── Information shown ──

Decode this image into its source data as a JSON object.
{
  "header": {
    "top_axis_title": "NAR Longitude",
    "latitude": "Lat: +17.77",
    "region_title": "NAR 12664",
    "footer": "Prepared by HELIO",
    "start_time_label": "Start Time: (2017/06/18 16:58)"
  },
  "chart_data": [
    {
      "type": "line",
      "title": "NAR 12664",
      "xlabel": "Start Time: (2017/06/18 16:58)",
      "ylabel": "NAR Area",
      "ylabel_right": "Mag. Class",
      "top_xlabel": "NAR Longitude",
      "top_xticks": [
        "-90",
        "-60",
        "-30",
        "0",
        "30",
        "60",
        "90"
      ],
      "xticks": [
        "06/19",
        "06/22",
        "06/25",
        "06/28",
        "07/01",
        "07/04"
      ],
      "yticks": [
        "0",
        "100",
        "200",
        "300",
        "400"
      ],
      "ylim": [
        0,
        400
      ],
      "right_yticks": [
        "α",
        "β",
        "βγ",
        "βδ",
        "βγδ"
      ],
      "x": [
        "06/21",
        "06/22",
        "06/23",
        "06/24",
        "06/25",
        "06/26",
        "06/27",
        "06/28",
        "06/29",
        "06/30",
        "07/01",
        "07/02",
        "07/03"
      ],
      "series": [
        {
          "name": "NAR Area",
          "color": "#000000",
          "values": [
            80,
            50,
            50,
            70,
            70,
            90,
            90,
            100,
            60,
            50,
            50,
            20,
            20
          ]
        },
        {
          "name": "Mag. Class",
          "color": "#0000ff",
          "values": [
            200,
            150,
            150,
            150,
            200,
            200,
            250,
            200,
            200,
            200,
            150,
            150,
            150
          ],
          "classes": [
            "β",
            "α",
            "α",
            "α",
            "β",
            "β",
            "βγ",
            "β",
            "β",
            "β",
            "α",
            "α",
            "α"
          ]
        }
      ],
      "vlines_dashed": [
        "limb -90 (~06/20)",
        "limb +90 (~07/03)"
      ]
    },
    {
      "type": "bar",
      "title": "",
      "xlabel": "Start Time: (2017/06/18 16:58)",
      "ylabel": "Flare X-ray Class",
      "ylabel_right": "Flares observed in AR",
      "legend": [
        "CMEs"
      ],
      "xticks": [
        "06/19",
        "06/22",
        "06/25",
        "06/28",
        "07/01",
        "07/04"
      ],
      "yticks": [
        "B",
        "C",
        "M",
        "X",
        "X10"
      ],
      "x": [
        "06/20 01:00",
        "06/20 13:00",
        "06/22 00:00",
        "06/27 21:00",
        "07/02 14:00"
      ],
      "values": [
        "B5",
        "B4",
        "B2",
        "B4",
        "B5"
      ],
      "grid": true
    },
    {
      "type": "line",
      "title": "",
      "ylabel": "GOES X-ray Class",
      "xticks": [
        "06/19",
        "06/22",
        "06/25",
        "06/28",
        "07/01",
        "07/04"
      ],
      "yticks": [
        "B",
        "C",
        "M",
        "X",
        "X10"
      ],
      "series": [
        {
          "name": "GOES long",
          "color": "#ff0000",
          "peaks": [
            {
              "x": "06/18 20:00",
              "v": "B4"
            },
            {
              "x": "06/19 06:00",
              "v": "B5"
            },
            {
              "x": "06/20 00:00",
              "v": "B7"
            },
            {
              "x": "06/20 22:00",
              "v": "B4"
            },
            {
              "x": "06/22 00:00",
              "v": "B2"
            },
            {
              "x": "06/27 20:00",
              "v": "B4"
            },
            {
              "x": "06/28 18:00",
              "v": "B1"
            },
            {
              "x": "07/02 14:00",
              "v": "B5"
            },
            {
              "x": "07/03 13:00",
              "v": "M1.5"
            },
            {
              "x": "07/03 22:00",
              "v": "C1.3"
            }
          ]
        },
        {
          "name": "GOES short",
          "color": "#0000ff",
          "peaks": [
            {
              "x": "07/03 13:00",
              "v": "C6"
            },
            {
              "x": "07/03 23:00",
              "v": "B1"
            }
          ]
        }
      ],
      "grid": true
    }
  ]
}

───

> **Given instruction**: Check each line of the material above for "Longitude" and say how many lines contain it, giving the number alone.

> **Output of the task**: 2